Stored data
•••••
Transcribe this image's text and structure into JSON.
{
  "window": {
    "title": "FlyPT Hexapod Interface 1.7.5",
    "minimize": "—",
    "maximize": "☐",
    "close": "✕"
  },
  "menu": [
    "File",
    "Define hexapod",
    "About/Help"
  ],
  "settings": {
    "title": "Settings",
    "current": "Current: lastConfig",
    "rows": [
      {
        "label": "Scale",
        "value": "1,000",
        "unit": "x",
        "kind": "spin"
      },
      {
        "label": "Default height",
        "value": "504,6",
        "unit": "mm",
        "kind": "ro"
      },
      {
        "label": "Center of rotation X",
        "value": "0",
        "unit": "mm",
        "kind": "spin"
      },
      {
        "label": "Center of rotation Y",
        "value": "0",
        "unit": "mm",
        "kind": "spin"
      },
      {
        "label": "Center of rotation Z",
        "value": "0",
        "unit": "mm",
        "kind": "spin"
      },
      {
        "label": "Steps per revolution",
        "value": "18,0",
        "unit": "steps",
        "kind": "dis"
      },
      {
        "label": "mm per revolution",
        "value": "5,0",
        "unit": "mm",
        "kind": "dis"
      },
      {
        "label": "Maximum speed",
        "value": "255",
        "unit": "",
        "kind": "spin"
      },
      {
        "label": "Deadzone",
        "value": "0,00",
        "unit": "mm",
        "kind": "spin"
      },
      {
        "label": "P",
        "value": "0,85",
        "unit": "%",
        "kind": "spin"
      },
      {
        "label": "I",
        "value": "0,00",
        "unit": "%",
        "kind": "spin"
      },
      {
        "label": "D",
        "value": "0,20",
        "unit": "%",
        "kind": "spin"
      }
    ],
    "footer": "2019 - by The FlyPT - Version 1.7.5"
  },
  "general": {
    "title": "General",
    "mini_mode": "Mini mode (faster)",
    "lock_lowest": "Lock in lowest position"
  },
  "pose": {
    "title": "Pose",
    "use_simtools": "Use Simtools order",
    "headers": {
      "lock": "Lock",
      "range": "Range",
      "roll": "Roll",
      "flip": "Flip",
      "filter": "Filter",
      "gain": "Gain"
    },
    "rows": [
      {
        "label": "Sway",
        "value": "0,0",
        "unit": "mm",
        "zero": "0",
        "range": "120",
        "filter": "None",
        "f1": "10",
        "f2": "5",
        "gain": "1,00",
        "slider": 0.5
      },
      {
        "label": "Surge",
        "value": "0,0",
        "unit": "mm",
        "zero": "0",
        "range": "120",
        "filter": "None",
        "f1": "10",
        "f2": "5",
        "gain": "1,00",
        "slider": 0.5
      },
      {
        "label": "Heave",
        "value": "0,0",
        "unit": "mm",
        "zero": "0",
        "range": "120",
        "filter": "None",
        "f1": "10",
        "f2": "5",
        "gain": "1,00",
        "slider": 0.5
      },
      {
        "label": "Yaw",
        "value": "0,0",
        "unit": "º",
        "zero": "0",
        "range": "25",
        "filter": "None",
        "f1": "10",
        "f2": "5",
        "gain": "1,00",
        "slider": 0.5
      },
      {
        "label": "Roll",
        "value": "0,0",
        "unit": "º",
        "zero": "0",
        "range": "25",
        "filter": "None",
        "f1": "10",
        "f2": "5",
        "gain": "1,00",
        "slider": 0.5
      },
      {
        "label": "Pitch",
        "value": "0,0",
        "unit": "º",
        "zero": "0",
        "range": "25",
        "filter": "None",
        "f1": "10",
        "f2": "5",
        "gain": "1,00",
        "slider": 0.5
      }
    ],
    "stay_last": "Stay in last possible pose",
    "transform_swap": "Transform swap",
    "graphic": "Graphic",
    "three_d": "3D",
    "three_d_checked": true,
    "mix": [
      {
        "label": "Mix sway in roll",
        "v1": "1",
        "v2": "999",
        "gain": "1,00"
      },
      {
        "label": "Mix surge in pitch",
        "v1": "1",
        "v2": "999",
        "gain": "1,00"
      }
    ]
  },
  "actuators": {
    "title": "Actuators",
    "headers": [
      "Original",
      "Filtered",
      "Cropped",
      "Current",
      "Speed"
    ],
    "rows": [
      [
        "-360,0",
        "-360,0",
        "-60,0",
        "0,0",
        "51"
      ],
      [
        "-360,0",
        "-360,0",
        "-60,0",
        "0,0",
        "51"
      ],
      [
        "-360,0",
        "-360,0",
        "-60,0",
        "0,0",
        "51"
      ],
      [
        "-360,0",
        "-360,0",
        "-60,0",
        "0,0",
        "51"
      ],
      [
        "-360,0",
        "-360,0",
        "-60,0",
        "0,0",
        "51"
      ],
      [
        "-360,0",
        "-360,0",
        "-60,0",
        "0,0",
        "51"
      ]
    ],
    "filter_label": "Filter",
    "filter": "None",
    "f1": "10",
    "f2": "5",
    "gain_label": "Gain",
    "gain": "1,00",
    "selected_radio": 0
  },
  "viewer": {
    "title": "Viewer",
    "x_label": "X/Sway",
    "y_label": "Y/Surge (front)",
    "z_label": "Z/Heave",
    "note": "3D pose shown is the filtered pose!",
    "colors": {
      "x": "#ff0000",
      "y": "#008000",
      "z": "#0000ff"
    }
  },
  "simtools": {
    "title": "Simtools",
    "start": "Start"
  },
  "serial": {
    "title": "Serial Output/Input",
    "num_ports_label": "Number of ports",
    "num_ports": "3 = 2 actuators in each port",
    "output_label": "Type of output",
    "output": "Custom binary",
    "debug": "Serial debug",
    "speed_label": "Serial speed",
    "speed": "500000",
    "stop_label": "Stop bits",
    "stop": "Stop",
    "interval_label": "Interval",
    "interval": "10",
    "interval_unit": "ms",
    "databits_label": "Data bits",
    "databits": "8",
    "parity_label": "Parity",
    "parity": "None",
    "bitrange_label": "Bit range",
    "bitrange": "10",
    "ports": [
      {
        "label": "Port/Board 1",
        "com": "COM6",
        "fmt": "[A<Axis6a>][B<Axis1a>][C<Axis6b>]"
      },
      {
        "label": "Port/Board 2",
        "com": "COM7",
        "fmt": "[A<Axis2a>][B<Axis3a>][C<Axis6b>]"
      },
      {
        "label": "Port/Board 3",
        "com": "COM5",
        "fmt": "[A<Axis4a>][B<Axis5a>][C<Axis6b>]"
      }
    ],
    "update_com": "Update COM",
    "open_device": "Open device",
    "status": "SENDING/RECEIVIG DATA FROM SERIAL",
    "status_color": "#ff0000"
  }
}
•••••
▶ _Task statement_
Output all of the material exactly as written.

▶ _Written solution_
Transcribe this image's text and structure into JSON.
{
  "window": {
    "title": "FlyPT Hexapod Interface 1.7.5",
    "minimize": "—",
    "maximize": "☐",
    "close": "✕"
  },
  "menu": [
    "File",
    "Define hexapod",
    "About/Help"
  ],
  "settings": {
    "title": "Settings",
    "current": "Current: lastConfig",
    "rows": [
      {
        "label": "Scale",
        "value": "1,000",
        "unit": "x",
        "kind": "spin"
      },
      {
        "label": "Default height",
        "value": "504,6",
        "unit": "mm",
        "kind": "ro"
      },
      {
        "label": "Center of rotation X",
        "value": "0",
        "unit": "mm",
        "kind": "spin"
      },
      {
        "label": "Center of rotation Y",
        "value": "0",
        "unit": "mm",
        "kind": "spin"
      },
      {
        "label": "Center of rotation Z",
        "value": "0",
        "unit": "mm",
        "kind": "spin"
      },
      {
        "label": "Steps per revolution",
        "value": "18,0",
        "unit": "steps",
        "kind": "dis"
      },
      {
        "label": "mm per revolution",
        "value": "5,0",
        "unit": "mm",
        "kind": "dis"
      },
      {
        "label": "Maximum speed",
        "value": "255",
        "unit": "",
        "kind": "spin"
      },
      {
        "label": "Deadzone",
        "value": "0,00",
        "unit": "mm",
        "kind": "spin"
      },
      {
        "label": "P",
        "value": "0,85",
        "unit": "%",
        "kind": "spin"
      },
      {
        "label": "I",
        "value": "0,00",
        "unit": "%",
        "kind": "spin"
      },
      {
        "label": "D",
        "value": "0,20",
        "unit": "%",
        "kind": "spin"
      }
    ],
    "footer": "2019 - by The FlyPT - Version 1.7.5"
  },
  "general": {
    "title": "General",
    "mini_mode": "Mini mode (faster)",
    "lock_lowest": "Lock in lowest position"
  },
  "pose": {
    "title": "Pose",
    "use_simtools": "Use Simtools order",
    "headers": {
      "lock": "Lock",
      "range": "Range",
      "roll": "Roll",
      "flip": "Flip",
      "filter": "Filter",
      "gain": "Gain"
    },
    "rows": [
      {
        "label": "Sway",
        "value": "0,0",
        "unit": "mm",
        "zero": "0",
        "range": "120",
        "filter": "None",
        "f1": "10",
        "f2": "5",
        "gain": "1,00",
        "slider": 0.5
      },
      {
        "label": "Surge",
        "value": "0,0",
        "unit": "mm",
        "zero": "0",
        "range": "120",
        "filter": "None",
        "f1": "10",
        "f2": "5",
        "gain": "1,00",
        "slider": 0.5
      },
      {
        "label": "Heave",
        "value": "0,0",
        "unit": "mm",
        "zero": "0",
        "range": "120",
        "filter": "None",
        "f1": "10",
        "f2": "5",
        "gain": "1,00",
        "slider": 0.5
      },
      {
        "label": "Yaw",
        "value": "0,0",
        "unit": "º",
        "zero": "0",
        "range": "25",
        "filter": "None",
        "f1": "10",
        "f2": "5",
        "gain": "1,00",
        "slider": 0.5
      },
      {
        "label": "Roll",
        "value": "0,0",
        "unit": "º",
        "zero": "0",
        "range": "25",
        "filter": "None",
        "f1": "10",
        "f2": "5",
        "gain": "1,00",
        "slider": 0.5
      },
      {
        "label": "Pitch",
        "value": "0,0",
        "unit": "º",
        "zero": "0",
        "range": "25",
        "filter": "None",
        "f1": "10",
        "f2": "5",
        "gain": "1,00",
        "slider": 0.5
      }
    ],
    "stay_last": "Stay in last possible pose",
    "transform_swap": "Transform swap",
    "graphic": "Graphic",
    "three_d": "3D",
    "three_d_checked": true,
    "mix": [
      {
        "label": "Mix sway in roll",
        "v1": "1",
        "v2": "999",
        "gain": "1,00"
      },
      {
        "label": "Mix surge in pitch",
        "v1": "1",
        "v2": "999",
        "gain": "1,00"
      }
    ]
  },
  "actuators": {
    "title": "Actuators",
    "headers": [
      "Original",
      "Filtered",
      "Cropped",
      "Current",
      "Speed"
    ],
    "rows": [
      [
        "-360,0",
        "-360,0",
        "-60,0",
        "0,0",
        "51"
      ],
      [
        "-360,0",
        "-360,0",
        "-60,0",
        "0,0",
        "51"
      ],
      [
        "-360,0",
        "-360,0",
        "-60,0",
        "0,0",
        "51"
      ],
      [
        "-360,0",
        "-360,0",
        "-60,0",
        "0,0",
        "51"
      ],
      [
        "-360,0",
        "-360,0",
        "-60,0",
        "0,0",
        "51"
      ],
      [
        "-360,0",
        "-360,0",
        "-60,0",
        "0,0",
        "51"
      ]
    ],
    "filter_label": "Filter",
    "filter": "None",
    "f1": "10",
    "f2": "5",
    "gain_label": "Gain",
    "gain": "1,00",
    "selected_radio": 0
  },
  "viewer": {
    "title": "Viewer",
    "x_label": "X/Sway",
    "y_label": "Y/Surge (front)",
    "z_label": "Z/Heave",
    "note": "3D pose shown is the filtered pose!",
    "colors": {
      "x": "#ff0000",
      "y": "#008000",
      "z": "#0000ff"
    }
  },
  "simtools": {
    "title": "Simtools",
    "start": "Start"
  },
  "serial": {
    "title": "Serial Output/Input",
    "num_ports_label": "Number of ports",
    "num_ports": "3 = 2 actuators in each port",
    "output_label": "Type of output",
    "output": "Custom binary",
    "debug": "Serial debug",
    "speed_label": "Serial speed",
    "speed": "500000",
    "stop_label": "Stop bits",
    "stop": "Stop",
    "interval_label": "Interval",
    "interval": "10",
    "interval_unit": "ms",
    "databits_label": "Data bits",
    "databits": "8",
    "parity_label": "Parity",
    "parity": "None",
    "bitrange_label": "Bit range",
    "bitrange": "10",
    "ports": [
      {
        "label": "Port/Board 1",
        "com": "COM6",
        "fmt": "[A<Axis6a>][B<Axis1a>][C<Axis6b>]"
      },
      {
        "label": "Port/Board 2",
        "com": "COM7",
        "fmt": "[A<Axis2a>][B<Axis3a>][C<Axis6b>]"
      },
      {
        "label": "Port/Board 3",
        "com": "COM5",
        "fmt": "[A<Axis4a>][B<Axis5a>][C<Axis6b>]"
      }
    ],
    "update_com": "Update COM",
    "open_device": "Open device",
    "status": "SENDING/RECEIVIG DATA FROM SERIAL",
    "status_color": "#ff0000"
  }
}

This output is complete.